* Begin SOURCE RECORDS *

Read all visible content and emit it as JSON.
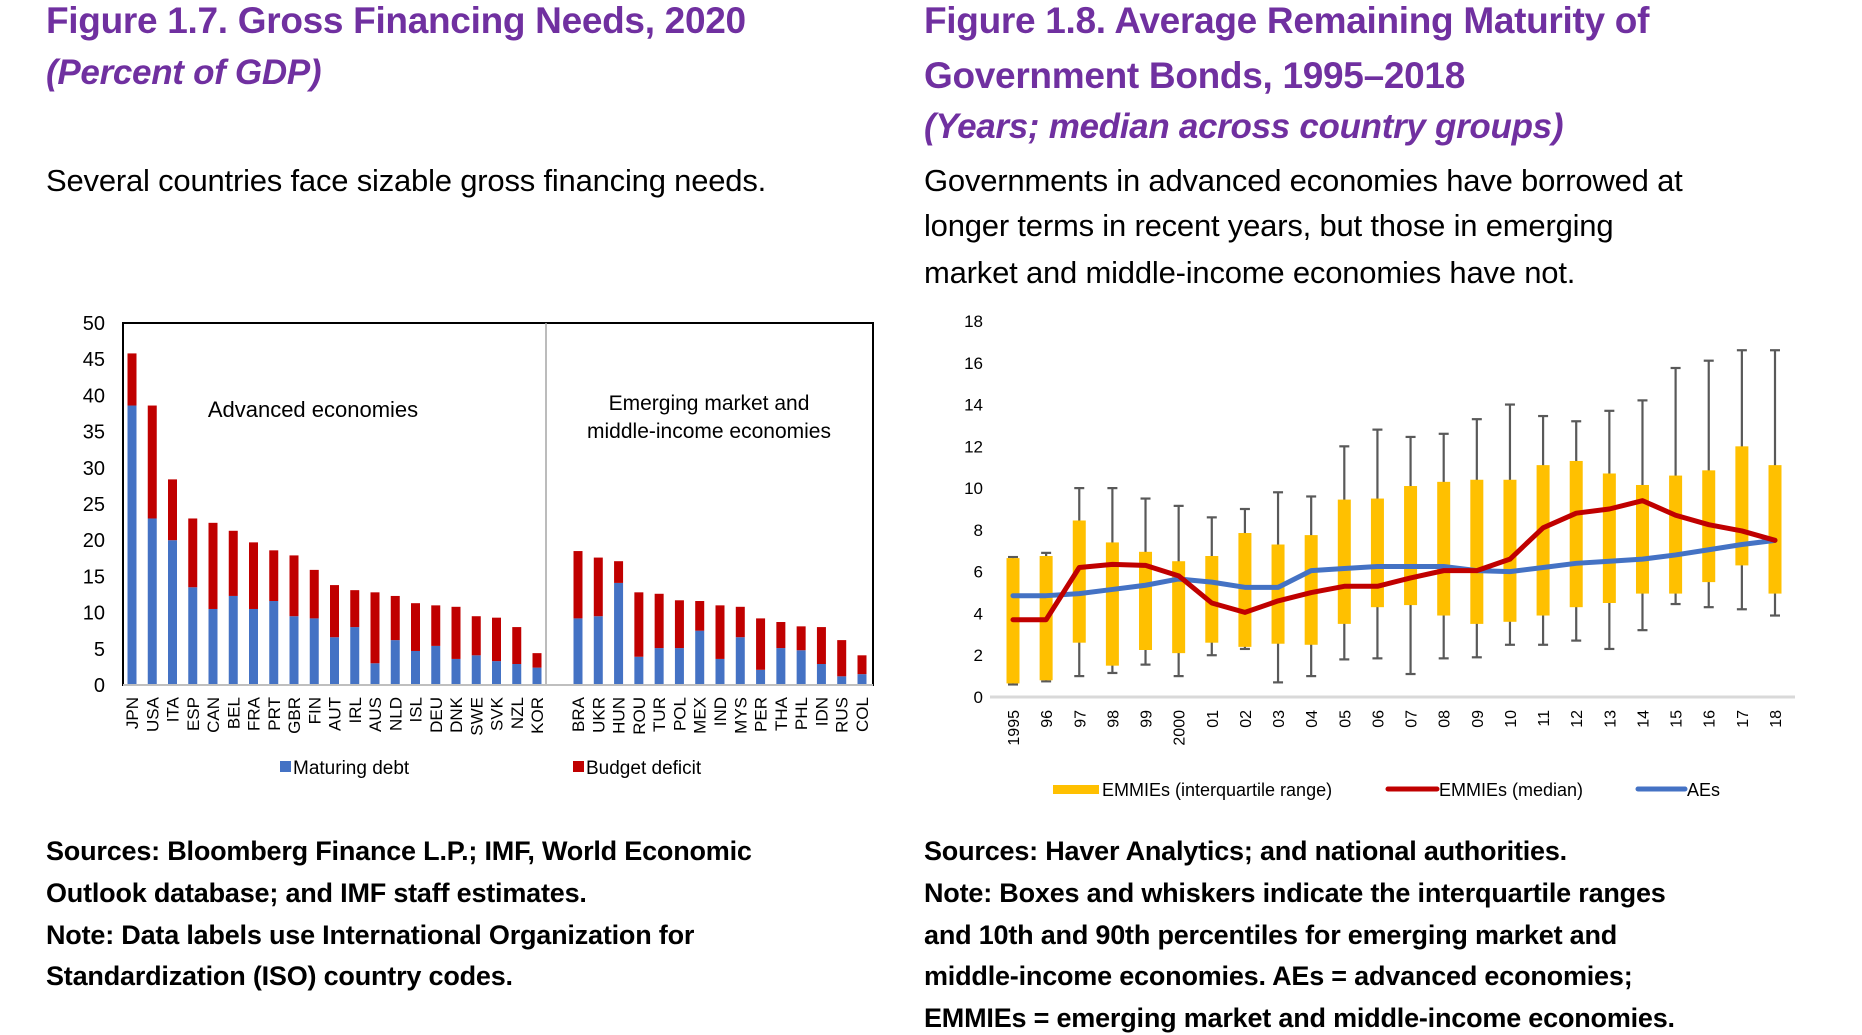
{
  "left_panel": {
    "title": "Figure 1.7. Gross Financing Needs, 2020",
    "subtitle": "(Percent of GDP)",
    "description": "Several countries face sizable gross financing needs.",
    "notes": [
      "Sources: Bloomberg Finance L.P.; IMF, World Economic",
      "Outlook database; and IMF staff estimates.",
      "Note: Data labels use International Organization for",
      "Standardization (ISO) country codes."
    ]
  },
  "right_panel": {
    "title_lines": [
      "Figure 1.8. Average Remaining Maturity of",
      "Government Bonds, 1995–2018"
    ],
    "subtitle": "(Years; median across country groups)",
    "description_lines": [
      "Governments in advanced economies have borrowed at",
      "longer terms in recent years, but those in emerging",
      "market and middle-income economies have not."
    ],
    "notes": [
      "Sources: Haver Analytics; and national authorities.",
      "Note: Boxes and whiskers indicate the interquartile ranges",
      "and 10th and 90th percentiles for emerging market and",
      "middle-income economies. AEs = advanced economies;",
      "EMMIEs = emerging market and middle-income economies."
    ]
  },
  "colors": {
    "title_purple": "#7030a0",
    "maturing_debt": "#4472c4",
    "budget_deficit": "#c00000",
    "iqr_box": "#ffc000",
    "median_line": "#c00000",
    "ae_line": "#4472c4",
    "whisker": "#595959"
  },
  "chart_data": [
    {
      "type": "bar",
      "stacked": true,
      "title": "Gross Financing Needs, 2020",
      "ylabel": "Percent of GDP",
      "ylim": [
        0,
        50
      ],
      "yticks": [
        0,
        5,
        10,
        15,
        20,
        25,
        30,
        35,
        40,
        45,
        50
      ],
      "groups": [
        {
          "label": "Advanced economies",
          "categories": [
            "JPN",
            "USA",
            "ITA",
            "ESP",
            "CAN",
            "BEL",
            "FRA",
            "PRT",
            "GBR",
            "FIN",
            "AUT",
            "IRL",
            "AUS",
            "NLD",
            "ISL",
            "DEU",
            "DNK",
            "SWE",
            "SVK",
            "NZL",
            "KOR"
          ]
        },
        {
          "label_lines": [
            "Emerging market and",
            "middle-income economies"
          ],
          "categories": [
            "BRA",
            "UKR",
            "HUN",
            "ROU",
            "TUR",
            "POL",
            "MEX",
            "IND",
            "MYS",
            "PER",
            "THA",
            "PHL",
            "IDN",
            "RUS",
            "COL"
          ]
        }
      ],
      "categories": [
        "JPN",
        "USA",
        "ITA",
        "ESP",
        "CAN",
        "BEL",
        "FRA",
        "PRT",
        "GBR",
        "FIN",
        "AUT",
        "IRL",
        "AUS",
        "NLD",
        "ISL",
        "DEU",
        "DNK",
        "SWE",
        "SVK",
        "NZL",
        "KOR",
        "BRA",
        "UKR",
        "HUN",
        "ROU",
        "TUR",
        "POL",
        "MEX",
        "IND",
        "MYS",
        "PER",
        "THA",
        "PHL",
        "IDN",
        "RUS",
        "COL"
      ],
      "series": [
        {
          "name": "Maturing debt",
          "values": [
            38.6,
            23.0,
            20.0,
            13.5,
            10.5,
            12.3,
            10.5,
            11.6,
            9.5,
            9.2,
            6.6,
            8.0,
            3.0,
            6.2,
            4.7,
            5.4,
            3.6,
            4.1,
            3.3,
            2.9,
            2.4,
            9.2,
            9.5,
            14.1,
            3.9,
            5.1,
            5.1,
            7.5,
            3.6,
            6.6,
            2.1,
            5.1,
            4.8,
            2.9,
            1.2,
            1.5
          ]
        },
        {
          "name": "Budget deficit",
          "values": [
            7.2,
            15.6,
            8.4,
            9.5,
            11.9,
            9.0,
            9.2,
            7.0,
            8.4,
            6.7,
            7.2,
            5.1,
            9.8,
            6.1,
            6.6,
            5.6,
            7.2,
            5.4,
            6.0,
            5.1,
            2.0,
            9.3,
            8.1,
            3.0,
            8.9,
            7.5,
            6.6,
            4.1,
            7.4,
            4.2,
            7.1,
            3.6,
            3.3,
            5.1,
            5.0,
            2.6
          ]
        }
      ],
      "totals": [
        45.8,
        38.6,
        28.4,
        23.0,
        22.4,
        21.3,
        19.7,
        18.6,
        17.9,
        15.9,
        13.8,
        13.1,
        12.8,
        12.3,
        11.3,
        11.0,
        10.8,
        9.5,
        9.3,
        8.0,
        4.4,
        18.5,
        17.6,
        17.1,
        12.8,
        12.6,
        11.7,
        11.6,
        11.0,
        10.8,
        9.2,
        8.7,
        8.1,
        8.0,
        6.2,
        4.1
      ],
      "legend": [
        "Maturing debt",
        "Budget deficit"
      ],
      "legend_position": "bottom",
      "grid": false
    },
    {
      "type": "boxplot+line",
      "title": "Average Remaining Maturity of Government Bonds, 1995–2018",
      "ylabel": "Years",
      "ylim": [
        0,
        18
      ],
      "yticks": [
        0,
        2,
        4,
        6,
        8,
        10,
        12,
        14,
        16,
        18
      ],
      "x_labels": [
        "1995",
        "96",
        "97",
        "98",
        "99",
        "2000",
        "01",
        "02",
        "03",
        "04",
        "05",
        "06",
        "07",
        "08",
        "09",
        "10",
        "11",
        "12",
        "13",
        "14",
        "15",
        "16",
        "17",
        "18"
      ],
      "series": [
        {
          "name": "EMMIEs (interquartile range)",
          "kind": "box",
          "q1": [
            0.65,
            0.8,
            2.6,
            1.5,
            2.25,
            2.1,
            2.6,
            2.4,
            2.55,
            2.5,
            3.5,
            4.3,
            4.4,
            3.9,
            3.5,
            3.6,
            3.9,
            4.3,
            4.5,
            4.95,
            4.95,
            5.5,
            6.3,
            4.95
          ],
          "q3": [
            6.65,
            6.75,
            8.45,
            7.4,
            6.95,
            6.5,
            6.75,
            7.85,
            7.3,
            7.75,
            9.45,
            9.5,
            10.1,
            10.3,
            10.4,
            10.4,
            11.1,
            11.3,
            10.7,
            10.15,
            10.6,
            10.85,
            12.0,
            11.1
          ],
          "p10": [
            0.6,
            0.75,
            1.0,
            1.15,
            1.55,
            1.0,
            2.0,
            2.3,
            0.7,
            1.0,
            1.8,
            1.85,
            1.1,
            1.85,
            1.9,
            2.5,
            2.5,
            2.7,
            2.3,
            3.2,
            4.45,
            4.3,
            4.2,
            3.9
          ],
          "p90": [
            6.7,
            6.9,
            10.0,
            10.0,
            9.5,
            9.15,
            8.6,
            9.0,
            9.8,
            9.6,
            12.0,
            12.8,
            12.45,
            12.6,
            13.3,
            14.0,
            13.45,
            13.2,
            13.7,
            14.2,
            15.75,
            16.1,
            16.6,
            16.6
          ]
        },
        {
          "name": "EMMIEs (median)",
          "kind": "line",
          "values": [
            3.7,
            3.7,
            6.2,
            6.35,
            6.3,
            5.8,
            4.5,
            4.05,
            4.6,
            5.0,
            5.3,
            5.3,
            5.7,
            6.05,
            6.05,
            6.6,
            8.1,
            8.8,
            9.0,
            9.4,
            8.7,
            8.25,
            7.95,
            7.5
          ]
        },
        {
          "name": "AEs",
          "kind": "line",
          "values": [
            4.85,
            4.85,
            4.95,
            5.15,
            5.35,
            5.65,
            5.5,
            5.25,
            5.25,
            6.05,
            6.15,
            6.25,
            6.25,
            6.25,
            6.05,
            6.0,
            6.2,
            6.4,
            6.5,
            6.6,
            6.8,
            7.05,
            7.3,
            7.5
          ]
        }
      ],
      "legend": [
        "EMMIEs (interquartile range)",
        "EMMIEs (median)",
        "AEs"
      ],
      "legend_position": "bottom",
      "grid": false
    }
  ]
}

* End SOURCE RECORDS *

Repeat the material above in full and exactly, apart from the pictures.

Read all visible content and emit it as JSON.
{
  "left_panel": {
    "title": "Figure 1.7. Gross Financing Needs, 2020",
    "subtitle": "(Percent of GDP)",
    "description": "Several countries face sizable gross financing needs.",
    "notes": [
      "Sources: Bloomberg Finance L.P.; IMF, World Economic",
      "Outlook database; and IMF staff estimates.",
      "Note: Data labels use International Organization for",
      "Standardization (ISO) country codes."
    ]
  },
  "right_panel": {
    "title_lines": [
      "Figure 1.8. Average Remaining Maturity of",
      "Government Bonds, 1995–2018"
    ],
    "subtitle": "(Years; median across country groups)",
    "description_lines": [
      "Governments in advanced economies have borrowed at",
      "longer terms in recent years, but those in emerging",
      "market and middle-income economies have not."
    ],
    "notes": [
      "Sources: Haver Analytics; and national authorities.",
      "Note: Boxes and whiskers indicate the interquartile ranges",
      "and 10th and 90th percentiles for emerging market and",
      "middle-income economies. AEs = advanced economies;",
      "EMMIEs = emerging market and middle-income economies."
    ]
  },
  "colors": {
    "title_purple": "#7030a0",
    "maturing_debt": "#4472c4",
    "budget_deficit": "#c00000",
    "iqr_box": "#ffc000",
    "median_line": "#c00000",
    "ae_line": "#4472c4",
    "whisker": "#595959"
  },
  "chart_data": [
    {
      "type": "bar",
      "stacked": true,
      "title": "Gross Financing Needs, 2020",
      "ylabel": "Percent of GDP",
      "ylim": [
        0,
        50
      ],
      "yticks": [
        0,
        5,
        10,
        15,
        20,
        25,
        30,
        35,
        40,
        45,
        50
      ],
      "groups": [
        {
          "label": "Advanced economies",
          "categories": [
            "JPN",
            "USA",
            "ITA",
            "ESP",
            "CAN",
            "BEL",
            "FRA",
            "PRT",
            "GBR",
            "FIN",
            "AUT",
            "IRL",
            "AUS",
            "NLD",
            "ISL",
            "DEU",
            "DNK",
            "SWE",
            "SVK",
            "NZL",
            "KOR"
          ]
        },
        {
          "label_lines": [
            "Emerging market and",
            "middle-income economies"
          ],
          "categories": [
            "BRA",
            "UKR",
            "HUN",
            "ROU",
            "TUR",
            "POL",
            "MEX",
            "IND",
            "MYS",
            "PER",
            "THA",
            "PHL",
            "IDN",
            "RUS",
            "COL"
          ]
        }
      ],
      "categories": [
        "JPN",
        "USA",
        "ITA",
        "ESP",
        "CAN",
        "BEL",
        "FRA",
        "PRT",
        "GBR",
        "FIN",
        "AUT",
        "IRL",
        "AUS",
        "NLD",
        "ISL",
        "DEU",
        "DNK",
        "SWE",
        "SVK",
        "NZL",
        "KOR",
        "BRA",
        "UKR",
        "HUN",
        "ROU",
        "TUR",
        "POL",
        "MEX",
        "IND",
        "MYS",
        "PER",
        "THA",
        "PHL",
        "IDN",
        "RUS",
        "COL"
      ],
      "series": [
        {
          "name": "Maturing debt",
          "values": [
            38.6,
            23.0,
            20.0,
            13.5,
            10.5,
            12.3,
            10.5,
            11.6,
            9.5,
            9.2,
            6.6,
            8.0,
            3.0,
            6.2,
            4.7,
            5.4,
            3.6,
            4.1,
            3.3,
            2.9,
            2.4,
            9.2,
            9.5,
            14.1,
            3.9,
            5.1,
            5.1,
            7.5,
            3.6,
            6.6,
            2.1,
            5.1,
            4.8,
            2.9,
            1.2,
            1.5
          ]
        },
        {
          "name": "Budget deficit",
          "values": [
            7.2,
            15.6,
            8.4,
            9.5,
            11.9,
            9.0,
            9.2,
            7.0,
            8.4,
            6.7,
            7.2,
            5.1,
            9.8,
            6.1,
            6.6,
            5.6,
            7.2,
            5.4,
            6.0,
            5.1,
            2.0,
            9.3,
            8.1,
            3.0,
            8.9,
            7.5,
            6.6,
            4.1,
            7.4,
            4.2,
            7.1,
            3.6,
            3.3,
            5.1,
            5.0,
            2.6
          ]
        }
      ],
      "totals": [
        45.8,
        38.6,
        28.4,
        23.0,
        22.4,
        21.3,
        19.7,
        18.6,
        17.9,
        15.9,
        13.8,
        13.1,
        12.8,
        12.3,
        11.3,
        11.0,
        10.8,
        9.5,
        9.3,
        8.0,
        4.4,
        18.5,
        17.6,
        17.1,
        12.8,
        12.6,
        11.7,
        11.6,
        11.0,
        10.8,
        9.2,
        8.7,
        8.1,
        8.0,
        6.2,
        4.1
      ],
      "legend": [
        "Maturing debt",
        "Budget deficit"
      ],
      "legend_position": "bottom",
      "grid": false
    },
    {
      "type": "boxplot+line",
      "title": "Average Remaining Maturity of Government Bonds, 1995–2018",
      "ylabel": "Years",
      "ylim": [
        0,
        18
      ],
      "yticks": [
        0,
        2,
        4,
        6,
        8,
        10,
        12,
        14,
        16,
        18
      ],
      "x_labels": [
        "1995",
        "96",
        "97",
        "98",
        "99",
        "2000",
        "01",
        "02",
        "03",
        "04",
        "05",
        "06",
        "07",
        "08",
        "09",
        "10",
        "11",
        "12",
        "13",
        "14",
        "15",
        "16",
        "17",
        "18"
      ],
      "series": [
        {
          "name": "EMMIEs (interquartile range)",
          "kind": "box",
          "q1": [
            0.65,
            0.8,
            2.6,
            1.5,
            2.25,
            2.1,
            2.6,
            2.4,
            2.55,
            2.5,
            3.5,
            4.3,
            4.4,
            3.9,
            3.5,
            3.6,
            3.9,
            4.3,
            4.5,
            4.95,
            4.95,
            5.5,
            6.3,
            4.95
          ],
          "q3": [
            6.65,
            6.75,
            8.45,
            7.4,
            6.95,
            6.5,
            6.75,
            7.85,
            7.3,
            7.75,
            9.45,
            9.5,
            10.1,
            10.3,
            10.4,
            10.4,
            11.1,
            11.3,
            10.7,
            10.15,
            10.6,
            10.85,
            12.0,
            11.1
          ],
          "p10": [
            0.6,
            0.75,
            1.0,
            1.15,
            1.55,
            1.0,
            2.0,
            2.3,
            0.7,
            1.0,
            1.8,
            1.85,
            1.1,
            1.85,
            1.9,
            2.5,
            2.5,
            2.7,
            2.3,
            3.2,
            4.45,
            4.3,
            4.2,
            3.9
          ],
          "p90": [
            6.7,
            6.9,
            10.0,
            10.0,
            9.5,
            9.15,
            8.6,
            9.0,
            9.8,
            9.6,
            12.0,
            12.8,
            12.45,
            12.6,
            13.3,
            14.0,
            13.45,
            13.2,
            13.7,
            14.2,
            15.75,
            16.1,
            16.6,
            16.6
          ]
        },
        {
          "name": "EMMIEs (median)",
          "kind": "line",
          "values": [
            3.7,
            3.7,
            6.2,
            6.35,
            6.3,
            5.8,
            4.5,
            4.05,
            4.6,
            5.0,
            5.3,
            5.3,
            5.7,
            6.05,
            6.05,
            6.6,
            8.1,
            8.8,
            9.0,
            9.4,
            8.7,
            8.25,
            7.95,
            7.5
          ]
        },
        {
          "name": "AEs",
          "kind": "line",
          "values": [
            4.85,
            4.85,
            4.95,
            5.15,
            5.35,
            5.65,
            5.5,
            5.25,
            5.25,
            6.05,
            6.15,
            6.25,
            6.25,
            6.25,
            6.05,
            6.0,
            6.2,
            6.4,
            6.5,
            6.6,
            6.8,
            7.05,
            7.3,
            7.5
          ]
        }
      ],
      "legend": [
        "EMMIEs (interquartile range)",
        "EMMIEs (median)",
        "AEs"
      ],
      "legend_position": "bottom",
      "grid": false
    }
  ]
}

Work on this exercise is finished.